(Extracted records)

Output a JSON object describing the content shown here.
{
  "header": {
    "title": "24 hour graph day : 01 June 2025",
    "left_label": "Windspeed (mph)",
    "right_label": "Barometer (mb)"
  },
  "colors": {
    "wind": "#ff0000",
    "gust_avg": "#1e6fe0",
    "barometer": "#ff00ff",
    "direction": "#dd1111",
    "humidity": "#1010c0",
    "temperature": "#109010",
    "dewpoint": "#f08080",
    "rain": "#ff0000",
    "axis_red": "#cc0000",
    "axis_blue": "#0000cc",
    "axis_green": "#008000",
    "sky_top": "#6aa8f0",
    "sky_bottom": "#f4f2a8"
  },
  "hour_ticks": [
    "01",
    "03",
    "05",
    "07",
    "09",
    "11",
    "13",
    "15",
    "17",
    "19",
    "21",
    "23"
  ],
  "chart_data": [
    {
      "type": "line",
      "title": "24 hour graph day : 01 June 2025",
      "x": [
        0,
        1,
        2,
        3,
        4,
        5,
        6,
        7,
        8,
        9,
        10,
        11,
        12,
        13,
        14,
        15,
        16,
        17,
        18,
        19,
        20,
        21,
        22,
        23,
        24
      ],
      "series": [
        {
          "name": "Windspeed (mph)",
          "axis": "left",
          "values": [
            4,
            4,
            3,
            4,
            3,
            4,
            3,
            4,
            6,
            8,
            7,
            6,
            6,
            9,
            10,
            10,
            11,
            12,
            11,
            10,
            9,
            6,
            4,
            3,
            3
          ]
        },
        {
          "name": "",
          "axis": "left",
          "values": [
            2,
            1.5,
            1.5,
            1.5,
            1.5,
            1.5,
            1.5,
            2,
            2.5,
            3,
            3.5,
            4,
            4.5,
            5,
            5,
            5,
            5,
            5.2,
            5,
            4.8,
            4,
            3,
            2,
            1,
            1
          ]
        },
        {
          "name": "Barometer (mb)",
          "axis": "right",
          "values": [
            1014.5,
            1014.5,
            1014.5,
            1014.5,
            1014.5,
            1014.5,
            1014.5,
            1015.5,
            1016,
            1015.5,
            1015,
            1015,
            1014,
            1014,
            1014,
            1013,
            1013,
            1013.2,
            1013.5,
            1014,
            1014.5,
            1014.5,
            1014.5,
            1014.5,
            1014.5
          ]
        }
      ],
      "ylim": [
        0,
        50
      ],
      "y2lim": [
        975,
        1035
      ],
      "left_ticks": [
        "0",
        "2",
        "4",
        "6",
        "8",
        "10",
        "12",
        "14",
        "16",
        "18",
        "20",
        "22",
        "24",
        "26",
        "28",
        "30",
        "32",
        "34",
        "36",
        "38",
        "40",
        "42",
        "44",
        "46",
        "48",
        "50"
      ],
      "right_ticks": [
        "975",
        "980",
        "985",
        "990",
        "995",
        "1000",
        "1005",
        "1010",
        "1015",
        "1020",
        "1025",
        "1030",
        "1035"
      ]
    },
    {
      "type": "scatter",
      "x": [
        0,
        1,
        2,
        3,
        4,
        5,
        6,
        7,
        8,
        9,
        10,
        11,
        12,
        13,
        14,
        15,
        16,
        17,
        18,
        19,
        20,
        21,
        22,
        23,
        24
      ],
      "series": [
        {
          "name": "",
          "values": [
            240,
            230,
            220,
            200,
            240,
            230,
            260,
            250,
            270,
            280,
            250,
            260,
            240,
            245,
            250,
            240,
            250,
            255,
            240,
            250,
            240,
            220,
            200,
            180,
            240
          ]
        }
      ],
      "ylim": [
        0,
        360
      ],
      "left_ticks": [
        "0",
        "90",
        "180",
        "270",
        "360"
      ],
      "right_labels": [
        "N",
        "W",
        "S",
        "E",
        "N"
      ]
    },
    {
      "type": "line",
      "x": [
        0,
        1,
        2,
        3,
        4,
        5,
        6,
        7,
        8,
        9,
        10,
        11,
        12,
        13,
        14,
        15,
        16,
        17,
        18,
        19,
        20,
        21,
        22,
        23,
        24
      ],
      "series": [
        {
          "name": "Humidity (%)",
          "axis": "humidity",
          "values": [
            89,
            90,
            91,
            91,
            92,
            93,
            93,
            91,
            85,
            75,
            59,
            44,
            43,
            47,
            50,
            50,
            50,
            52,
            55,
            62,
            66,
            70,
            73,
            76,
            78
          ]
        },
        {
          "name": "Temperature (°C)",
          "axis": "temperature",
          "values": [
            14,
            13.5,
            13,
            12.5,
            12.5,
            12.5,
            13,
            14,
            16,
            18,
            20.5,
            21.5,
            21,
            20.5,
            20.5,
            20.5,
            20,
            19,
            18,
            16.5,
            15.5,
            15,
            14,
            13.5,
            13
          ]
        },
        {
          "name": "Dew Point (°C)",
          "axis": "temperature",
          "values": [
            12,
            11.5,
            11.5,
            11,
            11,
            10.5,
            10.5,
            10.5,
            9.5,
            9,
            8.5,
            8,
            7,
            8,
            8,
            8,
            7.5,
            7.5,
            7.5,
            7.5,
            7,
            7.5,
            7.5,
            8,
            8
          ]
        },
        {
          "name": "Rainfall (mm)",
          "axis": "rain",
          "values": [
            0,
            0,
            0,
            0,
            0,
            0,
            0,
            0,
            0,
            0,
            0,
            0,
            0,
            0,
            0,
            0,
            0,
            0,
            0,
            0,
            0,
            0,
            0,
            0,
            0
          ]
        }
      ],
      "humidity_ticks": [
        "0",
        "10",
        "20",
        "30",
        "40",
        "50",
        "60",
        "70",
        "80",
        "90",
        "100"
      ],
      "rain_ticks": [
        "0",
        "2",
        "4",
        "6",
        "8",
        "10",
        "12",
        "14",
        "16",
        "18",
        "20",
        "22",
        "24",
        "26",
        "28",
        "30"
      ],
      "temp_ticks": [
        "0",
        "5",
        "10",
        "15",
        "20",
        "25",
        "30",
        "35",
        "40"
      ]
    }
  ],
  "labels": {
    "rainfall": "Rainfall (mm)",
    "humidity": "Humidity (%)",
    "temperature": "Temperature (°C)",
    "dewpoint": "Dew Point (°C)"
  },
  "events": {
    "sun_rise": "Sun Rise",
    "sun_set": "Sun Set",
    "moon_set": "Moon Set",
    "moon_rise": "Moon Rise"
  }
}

- Work instructions
Would you write down every record again, exactly?

- Task solution
Output a JSON object describing the content shown here.
{
  "header": {
    "title": "24 hour graph day : 01 June 2025",
    "left_label": "Windspeed (mph)",
    "right_label": "Barometer (mb)"
  },
  "colors": {
    "wind": "#ff0000",
    "gust_avg": "#1e6fe0",
    "barometer": "#ff00ff",
    "direction": "#dd1111",
    "humidity": "#1010c0",
    "temperature": "#109010",
    "dewpoint": "#f08080",
    "rain": "#ff0000",
    "axis_red": "#cc0000",
    "axis_blue": "#0000cc",
    "axis_green": "#008000",
    "sky_top": "#6aa8f0",
    "sky_bottom": "#f4f2a8"
  },
  "hour_ticks": [
    "01",
    "03",
    "05",
    "07",
    "09",
    "11",
    "13",
    "15",
    "17",
    "19",
    "21",
    "23"
  ],
  "chart_data": [
    {
      "type": "line",
      "title": "24 hour graph day : 01 June 2025",
      "x": [
        0,
        1,
        2,
        3,
        4,
        5,
        6,
        7,
        8,
        9,
        10,
        11,
        12,
        13,
        14,
        15,
        16,
        17,
        18,
        19,
        20,
        21,
        22,
        23,
        24
      ],
      "series": [
        {
          "name": "Windspeed (mph)",
          "axis": "left",
          "values": [
            4,
            4,
            3,
            4,
            3,
            4,
            3,
            4,
            6,
            8,
            7,
            6,
            6,
            9,
            10,
            10,
            11,
            12,
            11,
            10,
            9,
            6,
            4,
            3,
            3
          ]
        },
        {
          "name": "",
          "axis": "left",
          "values": [
            2,
            1.5,
            1.5,
            1.5,
            1.5,
            1.5,
            1.5,
            2,
            2.5,
            3,
            3.5,
            4,
            4.5,
            5,
            5,
            5,
            5,
            5.2,
            5,
            4.8,
            4,
            3,
            2,
            1,
            1
          ]
        },
        {
          "name": "Barometer (mb)",
          "axis": "right",
          "values": [
            1014.5,
            1014.5,
            1014.5,
            1014.5,
            1014.5,
            1014.5,
            1014.5,
            1015.5,
            1016,
            1015.5,
            1015,
            1015,
            1014,
            1014,
            1014,
            1013,
            1013,
            1013.2,
            1013.5,
            1014,
            1014.5,
            1014.5,
            1014.5,
            1014.5,
            1014.5
          ]
        }
      ],
      "ylim": [
        0,
        50
      ],
      "y2lim": [
        975,
        1035
      ],
      "left_ticks": [
        "0",
        "2",
        "4",
        "6",
        "8",
        "10",
        "12",
        "14",
        "16",
        "18",
        "20",
        "22",
        "24",
        "26",
        "28",
        "30",
        "32",
        "34",
        "36",
        "38",
        "40",
        "42",
        "44",
        "46",
        "48",
        "50"
      ],
      "right_ticks": [
        "975",
        "980",
        "985",
        "990",
        "995",
        "1000",
        "1005",
        "1010",
        "1015",
        "1020",
        "1025",
        "1030",
        "1035"
      ]
    },
    {
      "type": "scatter",
      "x": [
        0,
        1,
        2,
        3,
        4,
        5,
        6,
        7,
        8,
        9,
        10,
        11,
        12,
        13,
        14,
        15,
        16,
        17,
        18,
        19,
        20,
        21,
        22,
        23,
        24
      ],
      "series": [
        {
          "name": "",
          "values": [
            240,
            230,
            220,
            200,
            240,
            230,
            260,
            250,
            270,
            280,
            250,
            260,
            240,
            245,
            250,
            240,
            250,
            255,
            240,
            250,
            240,
            220,
            200,
            180,
            240
          ]
        }
      ],
      "ylim": [
        0,
        360
      ],
      "left_ticks": [
        "0",
        "90",
        "180",
        "270",
        "360"
      ],
      "right_labels": [
        "N",
        "W",
        "S",
        "E",
        "N"
      ]
    },
    {
      "type": "line",
      "x": [
        0,
        1,
        2,
        3,
        4,
        5,
        6,
        7,
        8,
        9,
        10,
        11,
        12,
        13,
        14,
        15,
        16,
        17,
        18,
        19,
        20,
        21,
        22,
        23,
        24
      ],
      "series": [
        {
          "name": "Humidity (%)",
          "axis": "humidity",
          "values": [
            89,
            90,
            91,
            91,
            92,
            93,
            93,
            91,
            85,
            75,
            59,
            44,
            43,
            47,
            50,
            50,
            50,
            52,
            55,
            62,
            66,
            70,
            73,
            76,
            78
          ]
        },
        {
          "name": "Temperature (°C)",
          "axis": "temperature",
          "values": [
            14,
            13.5,
            13,
            12.5,
            12.5,
            12.5,
            13,
            14,
            16,
            18,
            20.5,
            21.5,
            21,
            20.5,
            20.5,
            20.5,
            20,
            19,
            18,
            16.5,
            15.5,
            15,
            14,
            13.5,
            13
          ]
        },
        {
          "name": "Dew Point (°C)",
          "axis": "temperature",
          "values": [
            12,
            11.5,
            11.5,
            11,
            11,
            10.5,
            10.5,
            10.5,
            9.5,
            9,
            8.5,
            8,
            7,
            8,
            8,
            8,
            7.5,
            7.5,
            7.5,
            7.5,
            7,
            7.5,
            7.5,
            8,
            8
          ]
        },
        {
          "name": "Rainfall (mm)",
          "axis": "rain",
          "values": [
            0,
            0,
            0,
            0,
            0,
            0,
            0,
            0,
            0,
            0,
            0,
            0,
            0,
            0,
            0,
            0,
            0,
            0,
            0,
            0,
            0,
            0,
            0,
            0,
            0
          ]
        }
      ],
      "humidity_ticks": [
        "0",
        "10",
        "20",
        "30",
        "40",
        "50",
        "60",
        "70",
        "80",
        "90",
        "100"
      ],
      "rain_ticks": [
        "0",
        "2",
        "4",
        "6",
        "8",
        "10",
        "12",
        "14",
        "16",
        "18",
        "20",
        "22",
        "24",
        "26",
        "28",
        "30"
      ],
      "temp_ticks": [
        "0",
        "5",
        "10",
        "15",
        "20",
        "25",
        "30",
        "35",
        "40"
      ]
    }
  ],
  "labels": {
    "rainfall": "Rainfall (mm)",
    "humidity": "Humidity (%)",
    "temperature": "Temperature (°C)",
    "dewpoint": "Dew Point (°C)"
  },
  "events": {
    "sun_rise": "Sun Rise",
    "sun_set": "Sun Set",
    "moon_set": "Moon Set",
    "moon_rise": "Moon Rise"
  }
}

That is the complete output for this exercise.